BRIEF
How many of the lines contain the string "como"? Give the number, with no other words.

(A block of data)
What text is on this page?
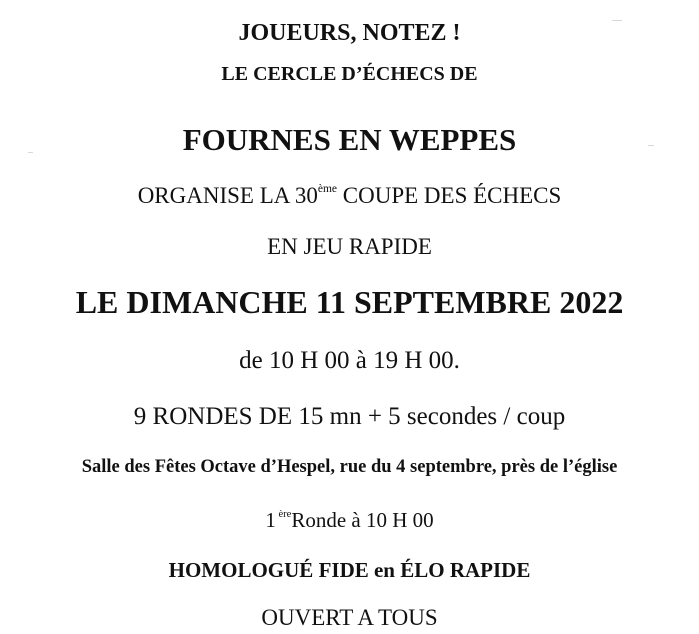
JOUEURS, NOTEZ !
LE CERCLE D’ÉCHECS DE
FOURNES EN WEPPES
ORGANISE LA 30ème COUPE DES ÉCHECS
EN JEU RAPIDE
LE DIMANCHE 11 SEPTEMBRE 2022
de 10 H 00 à 19 H 00.
9 RONDES DE 15 mn + 5 secondes / coup
Salle des Fêtes Octave d’Hespel, rue du 4 septembre, près de l’église
1 $^{ère}$Ronde à 10 H 00
HOMOLOGUÉ FIDE en ÉLO RAPIDE
OUVERT A TOUS
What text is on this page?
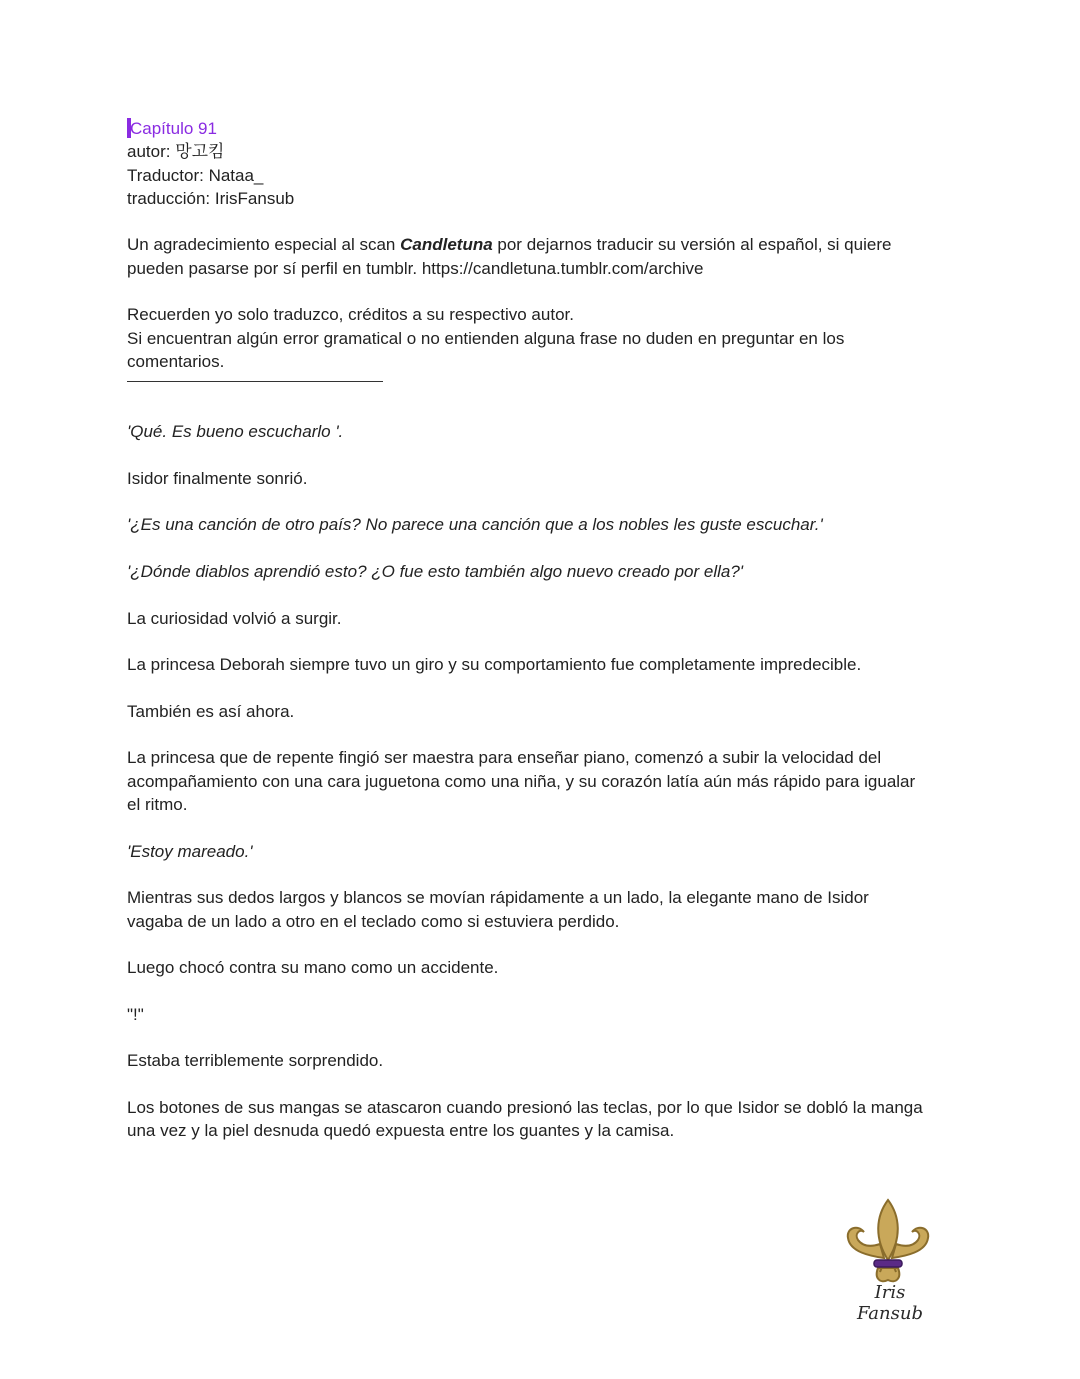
Capítulo 91

autor: 망고킴

Traductor: Nataa_

traducción: IrisFansub

Un agradecimiento especial al scan Candletuna por dejarnos traducir su versión al español, si quiere pueden pasarse por sí perfil en tumblr. https://candletuna.tumblr.com/archive

Recuerden yo solo traduzco, créditos a su respectivo autor.

Si encuentran algún error gramatical o no entienden alguna frase no duden en preguntar en los comentarios.

'Qué. Es bueno escucharlo '.

Isidor finalmente sonrió.

'¿Es una canción de otro país? No parece una canción que a los nobles les guste escuchar.'

'¿Dónde diablos aprendió esto? ¿O fue esto también algo nuevo creado por ella?'

La curiosidad volvió a surgir.

La princesa Deborah siempre tuvo un giro y su comportamiento fue completamente impredecible.

También es así ahora.

La princesa que de repente fingió ser maestra para enseñar piano, comenzó a subir la velocidad del acompañamiento con una cara juguetona como una niña, y su corazón latía aún más rápido para igualar el ritmo.

'Estoy mareado.'

Mientras sus dedos largos y blancos se movían rápidamente a un lado, la elegante mano de Isidor vagaba de un lado a otro en el teclado como si estuviera perdido.

Luego chocó contra su mano como un accidente.

"!"

Estaba terriblemente sorprendido.

Los botones de sus mangas se atascaron cuando presionó las teclas, por lo que Isidor se dobló la manga una vez y la piel desnuda quedó expuesta entre los guantes y la camisa.

Iris Fansub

PROBLEM SOLUTION
3